## Exercise goal
Quote the records that follow in full, leaving the pictures out.

-- START OF Data supplied --

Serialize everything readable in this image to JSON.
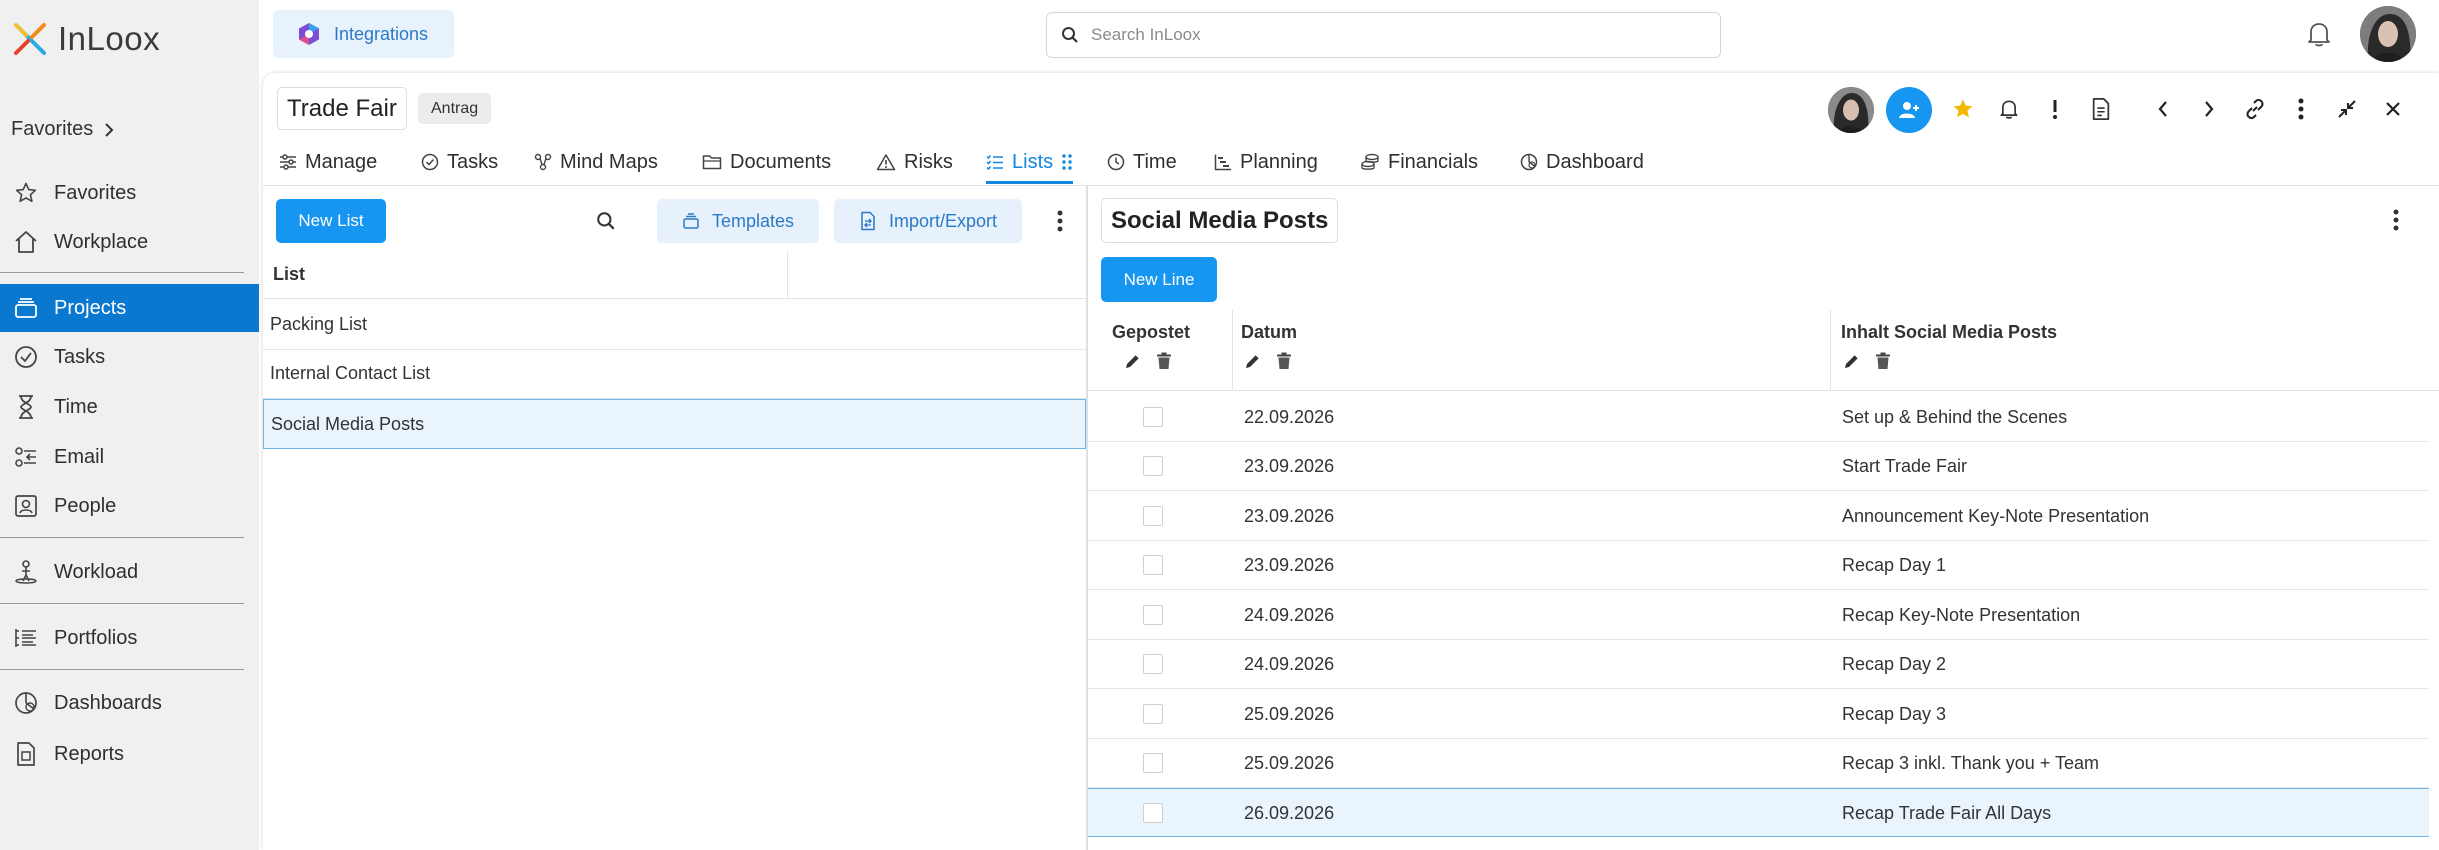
{
  "app": {
    "name": "InLoox",
    "logo_icon": "inloox-x-logo"
  },
  "sidebar": {
    "favorites_header": "Favorites",
    "items": [
      {
        "label": "Favorites",
        "icon": "star-icon"
      },
      {
        "label": "Workplace",
        "icon": "home-icon"
      },
      {
        "label": "Projects",
        "icon": "projects-icon",
        "active": true
      },
      {
        "label": "Tasks",
        "icon": "check-circle-icon"
      },
      {
        "label": "Time",
        "icon": "hourglass-icon"
      },
      {
        "label": "Email",
        "icon": "email-icon"
      },
      {
        "label": "People",
        "icon": "contact-card-icon"
      },
      {
        "label": "Workload",
        "icon": "workload-icon"
      },
      {
        "label": "Portfolios",
        "icon": "portfolio-list-icon"
      },
      {
        "label": "Dashboards",
        "icon": "dashboard-gauge-icon"
      },
      {
        "label": "Reports",
        "icon": "report-icon"
      }
    ]
  },
  "topbar": {
    "integrations_label": "Integrations",
    "search_placeholder": "Search InLoox"
  },
  "project": {
    "title": "Trade Fair",
    "status": "Antrag",
    "tabs": [
      {
        "label": "Manage",
        "icon": "sliders-icon"
      },
      {
        "label": "Tasks",
        "icon": "check-circle-icon"
      },
      {
        "label": "Mind Maps",
        "icon": "mindmap-icon"
      },
      {
        "label": "Documents",
        "icon": "folder-icon"
      },
      {
        "label": "Risks",
        "icon": "warning-triangle-icon"
      },
      {
        "label": "Lists",
        "icon": "list-icon",
        "active": true
      },
      {
        "label": "Time",
        "icon": "clock-icon"
      },
      {
        "label": "Planning",
        "icon": "gantt-icon"
      },
      {
        "label": "Financials",
        "icon": "coins-icon"
      },
      {
        "label": "Dashboard",
        "icon": "dashboard-gauge-icon"
      }
    ]
  },
  "lists_pane": {
    "new_list_label": "New List",
    "templates_label": "Templates",
    "import_export_label": "Import/Export",
    "column_header": "List",
    "items": [
      {
        "name": "Packing List"
      },
      {
        "name": "Internal Contact List"
      },
      {
        "name": "Social Media Posts",
        "selected": true
      }
    ]
  },
  "detail": {
    "title": "Social Media Posts",
    "new_line_label": "New Line",
    "columns": [
      "Gepostet",
      "Datum",
      "Inhalt Social Media Posts"
    ],
    "rows": [
      {
        "posted": false,
        "date": "22.09.2026",
        "content": "Set up & Behind the Scenes"
      },
      {
        "posted": false,
        "date": "23.09.2026",
        "content": "Start Trade Fair"
      },
      {
        "posted": false,
        "date": "23.09.2026",
        "content": "Announcement Key-Note Presentation"
      },
      {
        "posted": false,
        "date": "23.09.2026",
        "content": "Recap Day 1"
      },
      {
        "posted": false,
        "date": "24.09.2026",
        "content": "Recap Key-Note Presentation"
      },
      {
        "posted": false,
        "date": "24.09.2026",
        "content": "Recap Day 2"
      },
      {
        "posted": false,
        "date": "25.09.2026",
        "content": "Recap Day 3"
      },
      {
        "posted": false,
        "date": "25.09.2026",
        "content": "Recap 3 inkl. Thank you + Team"
      },
      {
        "posted": false,
        "date": "26.09.2026",
        "content": "Recap Trade Fair All Days",
        "selected": true
      }
    ]
  },
  "colors": {
    "accent": "#1696f0",
    "nav_active": "#0b78d0",
    "soft_button": "#e7f1fb",
    "selection": "#e9f4fd",
    "star": "#f5b800"
  }
}
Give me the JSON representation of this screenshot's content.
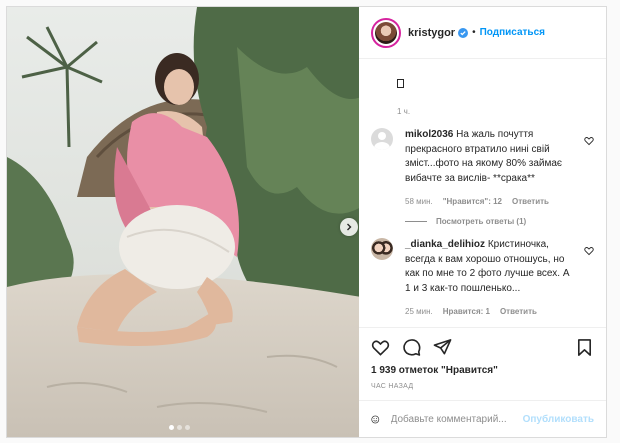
{
  "header": {
    "username": "kristygor",
    "separator": "•",
    "follow_label": "Подписаться"
  },
  "post": {
    "top_time": "1 ч.",
    "likes": "1 939 отметок \"Нравится\"",
    "ago": "ЧАС НАЗАД",
    "carousel": {
      "slides": 3,
      "active": 1
    }
  },
  "comments": [
    {
      "user": "mikol2036",
      "text": "На жаль почуття прекрасного втратило нині свій зміст...фото на якому 80% займає вибачте за вислів- **срака**",
      "time": "58 мин.",
      "likes": "\"Нравится\": 12",
      "reply": "Ответить"
    },
    {
      "user": "_dianka_delihioz",
      "text": "Кристиночка, всегда к вам хорошо отношусь, но как по мне то 2 фото лучше всех. А 1 и 3 как-то пошленько...",
      "time": "25 мин.",
      "likes": "Нравится: 1",
      "reply": "Ответить"
    }
  ],
  "view_replies": "Посмотреть ответы (1)",
  "composer": {
    "placeholder": "Добавьте комментарий...",
    "post_label": "Опубликовать"
  },
  "icons": {
    "verified": "verified-badge-icon",
    "like": "heart-icon",
    "comment": "comment-icon",
    "share": "paper-plane-icon",
    "save": "bookmark-icon",
    "emoji": "emoji-icon",
    "next": "chevron-right-icon"
  },
  "colors": {
    "accent": "#0095f6",
    "muted": "#8e8e8e",
    "post_disabled": "#b2dffc",
    "sweater": "#e98fa6"
  }
}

-- END OF Data supplied --

## Answer for this exercise
Serialize everything readable in this image to JSON.
{
  "app": {
    "name": "InLoox",
    "logo_icon": "inloox-x-logo"
  },
  "sidebar": {
    "favorites_header": "Favorites",
    "items": [
      {
        "label": "Favorites",
        "icon": "star-icon"
      },
      {
        "label": "Workplace",
        "icon": "home-icon"
      },
      {
        "label": "Projects",
        "icon": "projects-icon",
        "active": true
      },
      {
        "label": "Tasks",
        "icon": "check-circle-icon"
      },
      {
        "label": "Time",
        "icon": "hourglass-icon"
      },
      {
        "label": "Email",
        "icon": "email-icon"
      },
      {
        "label": "People",
        "icon": "contact-card-icon"
      },
      {
        "label": "Workload",
        "icon": "workload-icon"
      },
      {
        "label": "Portfolios",
        "icon": "portfolio-list-icon"
      },
      {
        "label": "Dashboards",
        "icon": "dashboard-gauge-icon"
      },
      {
        "label": "Reports",
        "icon": "report-icon"
      }
    ]
  },
  "topbar": {
    "integrations_label": "Integrations",
    "search_placeholder": "Search InLoox"
  },
  "project": {
    "title": "Trade Fair",
    "status": "Antrag",
    "tabs": [
      {
        "label": "Manage",
        "icon": "sliders-icon"
      },
      {
        "label": "Tasks",
        "icon": "check-circle-icon"
      },
      {
        "label": "Mind Maps",
        "icon": "mindmap-icon"
      },
      {
        "label": "Documents",
        "icon": "folder-icon"
      },
      {
        "label": "Risks",
        "icon": "warning-triangle-icon"
      },
      {
        "label": "Lists",
        "icon": "list-icon",
        "active": true
      },
      {
        "label": "Time",
        "icon": "clock-icon"
      },
      {
        "label": "Planning",
        "icon": "gantt-icon"
      },
      {
        "label": "Financials",
        "icon": "coins-icon"
      },
      {
        "label": "Dashboard",
        "icon": "dashboard-gauge-icon"
      }
    ]
  },
  "lists_pane": {
    "new_list_label": "New List",
    "templates_label": "Templates",
    "import_export_label": "Import/Export",
    "column_header": "List",
    "items": [
      {
        "name": "Packing List"
      },
      {
        "name": "Internal Contact List"
      },
      {
        "name": "Social Media Posts",
        "selected": true
      }
    ]
  },
  "detail": {
    "title": "Social Media Posts",
    "new_line_label": "New Line",
    "columns": [
      "Gepostet",
      "Datum",
      "Inhalt Social Media Posts"
    ],
    "rows": [
      {
        "posted": false,
        "date": "22.09.2026",
        "content": "Set up & Behind the Scenes"
      },
      {
        "posted": false,
        "date": "23.09.2026",
        "content": "Start Trade Fair"
      },
      {
        "posted": false,
        "date": "23.09.2026",
        "content": "Announcement Key-Note Presentation"
      },
      {
        "posted": false,
        "date": "23.09.2026",
        "content": "Recap Day 1"
      },
      {
        "posted": false,
        "date": "24.09.2026",
        "content": "Recap Key-Note Presentation"
      },
      {
        "posted": false,
        "date": "24.09.2026",
        "content": "Recap Day 2"
      },
      {
        "posted": false,
        "date": "25.09.2026",
        "content": "Recap Day 3"
      },
      {
        "posted": false,
        "date": "25.09.2026",
        "content": "Recap 3 inkl. Thank you + Team"
      },
      {
        "posted": false,
        "date": "26.09.2026",
        "content": "Recap Trade Fair All Days",
        "selected": true
      }
    ]
  },
  "colors": {
    "accent": "#1696f0",
    "nav_active": "#0b78d0",
    "soft_button": "#e7f1fb",
    "selection": "#e9f4fd",
    "star": "#f5b800"
  }
}
Give me the JSON representation of this screenshot's content.
{
  "header": {
    "username": "kristygor",
    "separator": "•",
    "follow_label": "Подписаться"
  },
  "post": {
    "top_time": "1 ч.",
    "likes": "1 939 отметок \"Нравится\"",
    "ago": "ЧАС НАЗАД",
    "carousel": {
      "slides": 3,
      "active": 1
    }
  },
  "comments": [
    {
      "user": "mikol2036",
      "text": "На жаль почуття прекрасного втратило нині свій зміст...фото на якому 80% займає вибачте за вислів- **срака**",
      "time": "58 мин.",
      "likes": "\"Нравится\": 12",
      "reply": "Ответить"
    },
    {
      "user": "_dianka_delihioz",
      "text": "Кристиночка, всегда к вам хорошо отношусь, но как по мне то 2 фото лучше всех. А 1 и 3 как-то пошленько...",
      "time": "25 мин.",
      "likes": "Нравится: 1",
      "reply": "Ответить"
    }
  ],
  "view_replies": "Посмотреть ответы (1)",
  "composer": {
    "placeholder": "Добавьте комментарий...",
    "post_label": "Опубликовать"
  },
  "icons": {
    "verified": "verified-badge-icon",
    "like": "heart-icon",
    "comment": "comment-icon",
    "share": "paper-plane-icon",
    "save": "bookmark-icon",
    "emoji": "emoji-icon",
    "next": "chevron-right-icon"
  },
  "colors": {
    "accent": "#0095f6",
    "muted": "#8e8e8e",
    "post_disabled": "#b2dffc",
    "sweater": "#e98fa6"
  }
}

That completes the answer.